▶ [Problem details] Copy out, without changes, the lines of the items below starting at the line containing "y-tick-label: 0.91 xyxy=(98,235,120,246)" and ending at the line containing "y-tick-label: 0.63 xyxy=(98,559,120,570)", including both of those lines.

-- start of Provided entries --

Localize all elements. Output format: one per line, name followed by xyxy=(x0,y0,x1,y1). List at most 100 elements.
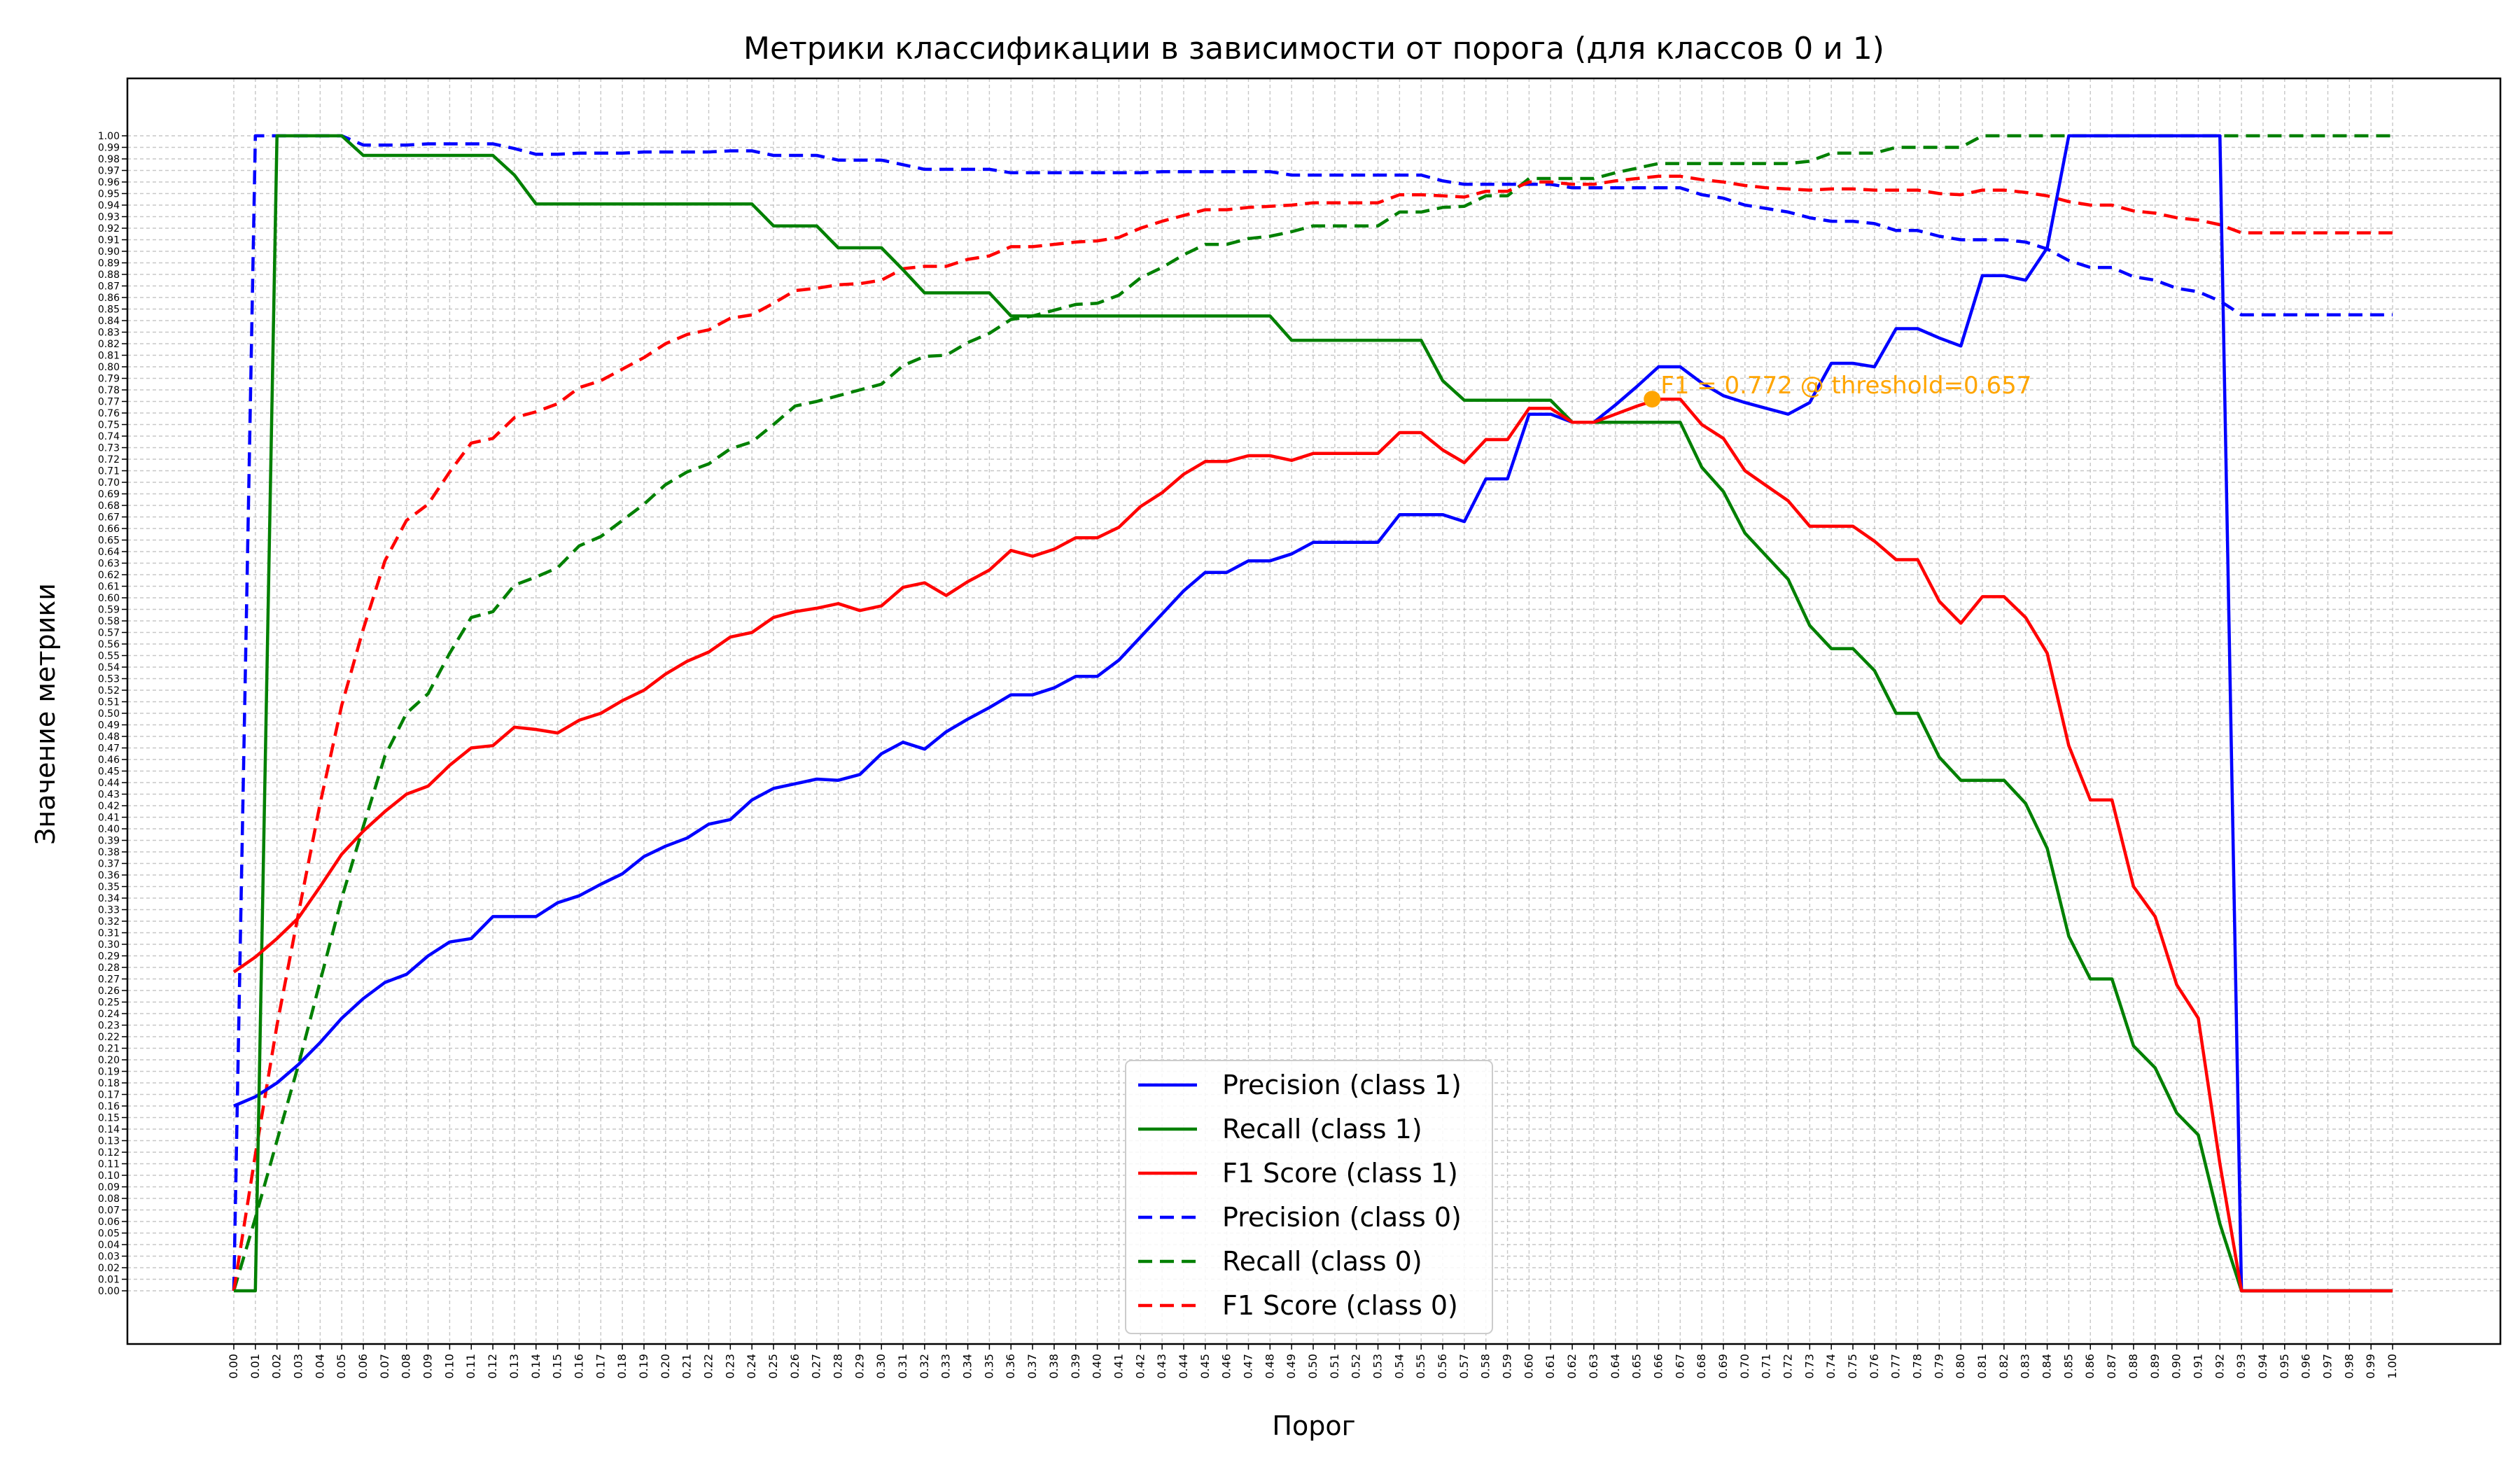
y-tick-label: 0.91 xyxy=(98,235,120,246)
x-tick-label: 0.10 xyxy=(442,1354,456,1379)
chart-title: Метрики классификации в зависимости от п… xyxy=(743,31,1884,66)
y-tick-label: 0.85 xyxy=(98,304,120,316)
y-tick-label: 0.11 xyxy=(98,1159,120,1170)
y-tick-label: 0.63 xyxy=(98,559,120,570)
legend-label-f1-score-class-0: F1 Score (class 0) xyxy=(1222,1290,1458,1321)
x-tick-label: 0.23 xyxy=(723,1354,736,1379)
x-tick-label: 0.35 xyxy=(982,1354,995,1379)
y-tick-label: 0.51 xyxy=(98,697,120,708)
x-tick-label: 0.57 xyxy=(1457,1354,1471,1379)
legend: Precision (class 1) Recall (class 1) F1 Sc… xyxy=(1125,1060,1493,1334)
x-tick-label: 0.73 xyxy=(1802,1354,1816,1379)
x-tick-label: 0.69 xyxy=(1716,1354,1730,1379)
y-tick-label: 0.61 xyxy=(98,582,120,593)
x-tick-label: 0.18 xyxy=(615,1354,629,1379)
y-tick-label: 0.49 xyxy=(98,720,120,732)
y-tick-label: 0.95 xyxy=(98,189,120,200)
series-group xyxy=(232,134,2393,1293)
y-tick-label: 0.04 xyxy=(98,1240,120,1251)
y-tick-label: 0.62 xyxy=(98,570,120,581)
y-tick-label: 0.71 xyxy=(98,466,120,477)
x-tick-label: 1.00 xyxy=(2386,1354,2399,1379)
y-tick-label: 0.87 xyxy=(98,281,120,293)
y-tick-label: 0.07 xyxy=(98,1205,120,1217)
y-tick-label: 0.23 xyxy=(98,1021,120,1032)
x-tick-label: 0.11 xyxy=(464,1354,477,1379)
y-tick-label: 0.32 xyxy=(98,916,120,927)
x-tick-label: 0.74 xyxy=(1824,1354,1837,1379)
x-tick-label: 0.56 xyxy=(1436,1354,1449,1379)
y-tick-label: 0.40 xyxy=(98,824,120,835)
x-tick-label: 0.16 xyxy=(572,1354,585,1379)
y-tick-label: 0.19 xyxy=(98,1067,120,1078)
y-tick-label: 0.76 xyxy=(98,408,120,419)
series-line-recall-class-1 xyxy=(234,134,2393,1293)
legend-box xyxy=(1125,1060,1493,1334)
x-tick-label: 0.53 xyxy=(1371,1354,1385,1379)
y-tick-label: 0.55 xyxy=(98,651,120,662)
y-tick-label: 0.67 xyxy=(98,512,120,524)
x-tick-label: 0.54 xyxy=(1392,1354,1406,1379)
x-tick-label: 0.02 xyxy=(270,1354,284,1379)
x-tick-label: 0.72 xyxy=(1781,1354,1794,1379)
y-tick-label: 0.41 xyxy=(98,813,120,824)
x-tick-label: 0.60 xyxy=(1522,1354,1535,1379)
x-tick-label: 0.90 xyxy=(2170,1354,2183,1379)
y-tick-label: 0.20 xyxy=(98,1055,120,1066)
x-tick-label: 0.93 xyxy=(2234,1354,2248,1379)
y-tick-label: 0.66 xyxy=(98,524,120,535)
x-tick-label: 0.36 xyxy=(1004,1354,1017,1379)
legend-label-recall-class-0: Recall (class 0) xyxy=(1222,1246,1422,1277)
y-tick-label: 0.52 xyxy=(98,685,120,696)
y-tick-label: 0.48 xyxy=(98,732,120,743)
y-tick-label: 0.73 xyxy=(98,443,120,454)
x-tick-label: 0.12 xyxy=(486,1354,499,1379)
x-tick-label: 0.17 xyxy=(594,1354,607,1379)
y-tick-label: 0.44 xyxy=(98,778,120,789)
y-tick-label: 0.68 xyxy=(98,500,120,512)
x-tick-label: 0.06 xyxy=(356,1354,370,1379)
x-tick-label: 0.68 xyxy=(1695,1354,1708,1379)
y-tick-label: 0.86 xyxy=(98,293,120,304)
x-tick-label: 0.29 xyxy=(853,1354,866,1379)
plot-frame xyxy=(126,77,2502,1345)
y-tick-label: 0.42 xyxy=(98,801,120,812)
y-tick-label: 0.33 xyxy=(98,905,120,916)
y-tick-label: 0.27 xyxy=(98,974,120,986)
x-tick-label: 0.70 xyxy=(1738,1354,1751,1379)
y-tick-label: 0.64 xyxy=(98,547,120,558)
x-tick-label: 0.24 xyxy=(745,1354,758,1379)
y-tick-label: 0.96 xyxy=(98,177,120,188)
y-tick-label: 0.88 xyxy=(98,270,120,281)
series-line-f1-score-class-0 xyxy=(232,174,2393,1292)
x-tick-label: 0.31 xyxy=(896,1354,909,1379)
y-tick-label: 0.29 xyxy=(98,951,120,962)
x-tick-label: 0.00 xyxy=(227,1354,240,1379)
y-tick-label: 0.90 xyxy=(98,246,120,258)
y-tick-label: 0.12 xyxy=(98,1147,120,1158)
legend-label-precision-class-0: Precision (class 0) xyxy=(1222,1202,1462,1233)
y-tick-label: 0.93 xyxy=(98,212,120,223)
x-tick-label: 0.47 xyxy=(1241,1354,1254,1379)
y-tick-label: 0.06 xyxy=(98,1217,120,1228)
x-tick-label: 0.07 xyxy=(378,1354,391,1379)
x-tick-label: 0.41 xyxy=(1112,1354,1125,1379)
y-tick-label: 0.30 xyxy=(98,939,120,951)
y-tick-label: 0.22 xyxy=(98,1032,120,1043)
x-tick-label: 0.64 xyxy=(1609,1354,1622,1379)
y-tick-label: 0.13 xyxy=(98,1136,120,1147)
x-tick-label: 0.19 xyxy=(637,1354,650,1379)
x-tick-label: 0.84 xyxy=(2040,1354,2054,1379)
x-tick-label: 0.75 xyxy=(1846,1354,1859,1379)
y-tick-label: 0.92 xyxy=(98,223,120,234)
y-tick-label: 0.78 xyxy=(98,385,120,396)
y-tick-label: 0.05 xyxy=(98,1228,120,1240)
y-tick-label: 0.08 xyxy=(98,1194,120,1205)
x-tick-label: 0.78 xyxy=(1911,1354,1924,1379)
x-tick-label: 0.97 xyxy=(2320,1354,2334,1379)
x-tick-label: 0.13 xyxy=(507,1354,521,1379)
x-tick-label: 0.87 xyxy=(2105,1354,2118,1379)
x-tick-label: 0.20 xyxy=(659,1354,672,1379)
x-tick-label: 0.61 xyxy=(1544,1354,1557,1379)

-- end of Provided entries --

▶ [Expected answer]
y-tick-label: 0.91 xyxy=(98,235,120,246)
x-tick-label: 0.10 xyxy=(442,1354,456,1379)
chart-title: Метрики классификации в зависимости от п… xyxy=(743,31,1884,66)
y-tick-label: 0.85 xyxy=(98,304,120,316)
y-tick-label: 0.11 xyxy=(98,1159,120,1170)
y-tick-label: 0.63 xyxy=(98,559,120,570)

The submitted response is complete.